> **EXERCISE REQUIREMENTS**
Print the listing in its entirety and exactly, leaving out images.

---- SUPPLIED MATERIAL

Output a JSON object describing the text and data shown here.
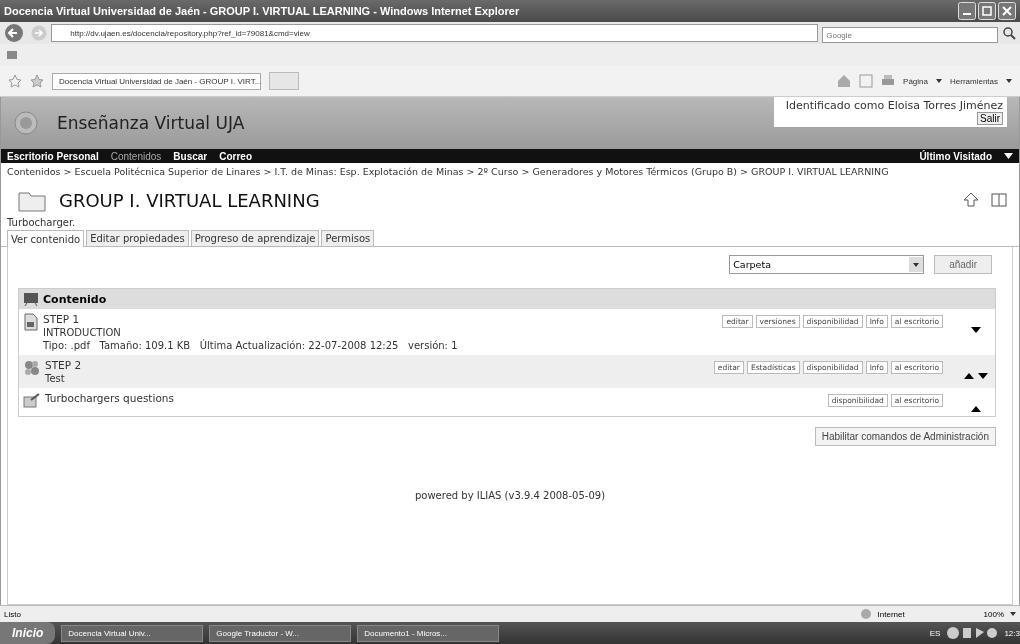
{
  "window": {
    "title": "Docencia Virtual Universidad de Jaén - GROUP I. VIRTUAL LEARNING - Windows Internet Explorer"
  },
  "address_bar": {
    "url": "http://dv.ujaen.es/docencia/repository.php?ref_id=79081&cmd=view",
    "search_placeholder": "Google"
  },
  "browser_tab": {
    "title": "Docencia Virtual Universidad de Jaén - GROUP I. VIRT..."
  },
  "command_bar": [
    "Página",
    "Herramientas"
  ],
  "site": {
    "name": "Enseñanza Virtual UJA",
    "user": "Identificado como Eloisa Torres Jiménez",
    "logout": "Salir"
  },
  "nav": {
    "items": [
      {
        "label": "Escritorio Personal",
        "selected": false
      },
      {
        "label": "Contenidos",
        "selected": true
      },
      {
        "label": "Buscar",
        "selected": false
      },
      {
        "label": "Correo",
        "selected": false
      }
    ],
    "last_visited": "Último Visitado"
  },
  "breadcrumb": "Contenidos > Escuela Politécnica Superior de Linares > I.T. de Minas: Esp. Explotación de Minas > 2º Curso > Generadores y Motores Térmicos (Grupo B) > GROUP I. VIRTUAL LEARNING",
  "page": {
    "title": "GROUP I. VIRTUAL LEARNING",
    "description": "Turbocharger."
  },
  "tabs": [
    {
      "label": "Ver contenido",
      "selected": true
    },
    {
      "label": "Editar propiedades",
      "selected": false
    },
    {
      "label": "Progreso de aprendizaje",
      "selected": false
    },
    {
      "label": "Permisos",
      "selected": false
    }
  ],
  "add": {
    "type_value": "Carpeta",
    "button": "añadir"
  },
  "content": {
    "header": "Contenido",
    "items": [
      {
        "kind": "file",
        "title": "STEP 1",
        "subtitle": "INTRODUCTION",
        "meta": "Tipo: .pdf   Tamaño: 109.1 KB   Última Actualización: 22-07-2008 12:25   versión: 1",
        "actions": [
          "editar",
          "versiones",
          "disponibilidad",
          "Info",
          "al escritorio"
        ],
        "can_move_up": false,
        "can_move_down": true
      },
      {
        "kind": "test",
        "title": "STEP 2",
        "subtitle": "Test",
        "actions": [
          "editar",
          "Estadísticas",
          "disponibilidad",
          "Info",
          "al escritorio"
        ],
        "can_move_up": true,
        "can_move_down": true
      },
      {
        "kind": "survey",
        "title": "Turbochargers questions",
        "actions": [
          "disponibilidad",
          "al escritorio"
        ],
        "can_move_up": true,
        "can_move_down": false
      }
    ]
  },
  "admin_button": "Habilitar comandos de Administración",
  "footer": "powered by ILIAS (v3.9.4 2008-05-09)",
  "status_bar": {
    "status": "Listo",
    "zone": "Internet",
    "zoom": "100%"
  },
  "taskbar": {
    "start": "Inicio",
    "tasks": [
      "Docencia Virtual Univ...",
      "Google Traductor - W...",
      "Documento1 - Micros..."
    ],
    "language": "ES",
    "clock": "12:3"
  }
}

--------

> **EXPECTED ANSWER**
Output a JSON object describing the text and data shown here.
{
  "window": {
    "title": "Docencia Virtual Universidad de Jaén - GROUP I. VIRTUAL LEARNING - Windows Internet Explorer"
  },
  "address_bar": {
    "url": "http://dv.ujaen.es/docencia/repository.php?ref_id=79081&cmd=view",
    "search_placeholder": "Google"
  },
  "browser_tab": {
    "title": "Docencia Virtual Universidad de Jaén - GROUP I. VIRT..."
  },
  "command_bar": [
    "Página",
    "Herramientas"
  ],
  "site": {
    "name": "Enseñanza Virtual UJA",
    "user": "Identificado como Eloisa Torres Jiménez",
    "logout": "Salir"
  },
  "nav": {
    "items": [
      {
        "label": "Escritorio Personal",
        "selected": false
      },
      {
        "label": "Contenidos",
        "selected": true
      },
      {
        "label": "Buscar",
        "selected": false
      },
      {
        "label": "Correo",
        "selected": false
      }
    ],
    "last_visited": "Último Visitado"
  },
  "breadcrumb": "Contenidos > Escuela Politécnica Superior de Linares > I.T. de Minas: Esp. Explotación de Minas > 2º Curso > Generadores y Motores Térmicos (Grupo B) > GROUP I. VIRTUAL LEARNING",
  "page": {
    "title": "GROUP I. VIRTUAL LEARNING",
    "description": "Turbocharger."
  },
  "tabs": [
    {
      "label": "Ver contenido",
      "selected": true
    },
    {
      "label": "Editar propiedades",
      "selected": false
    },
    {
      "label": "Progreso de aprendizaje",
      "selected": false
    },
    {
      "label": "Permisos",
      "selected": false
    }
  ],
  "add": {
    "type_value": "Carpeta",
    "button": "añadir"
  },
  "content": {
    "header": "Contenido",
    "items": [
      {
        "kind": "file",
        "title": "STEP 1",
        "subtitle": "INTRODUCTION",
        "meta": "Tipo: .pdf   Tamaño: 109.1 KB   Última Actualización: 22-07-2008 12:25   versión: 1",
        "actions": [
          "editar",
          "versiones",
          "disponibilidad",
          "Info",
          "al escritorio"
        ],
        "can_move_up": false,
        "can_move_down": true
      },
      {
        "kind": "test",
        "title": "STEP 2",
        "subtitle": "Test",
        "actions": [
          "editar",
          "Estadísticas",
          "disponibilidad",
          "Info",
          "al escritorio"
        ],
        "can_move_up": true,
        "can_move_down": true
      },
      {
        "kind": "survey",
        "title": "Turbochargers questions",
        "actions": [
          "disponibilidad",
          "al escritorio"
        ],
        "can_move_up": true,
        "can_move_down": false
      }
    ]
  },
  "admin_button": "Habilitar comandos de Administración",
  "footer": "powered by ILIAS (v3.9.4 2008-05-09)",
  "status_bar": {
    "status": "Listo",
    "zone": "Internet",
    "zoom": "100%"
  },
  "taskbar": {
    "start": "Inicio",
    "tasks": [
      "Docencia Virtual Univ...",
      "Google Traductor - W...",
      "Documento1 - Micros..."
    ],
    "language": "ES",
    "clock": "12:3"
  }
}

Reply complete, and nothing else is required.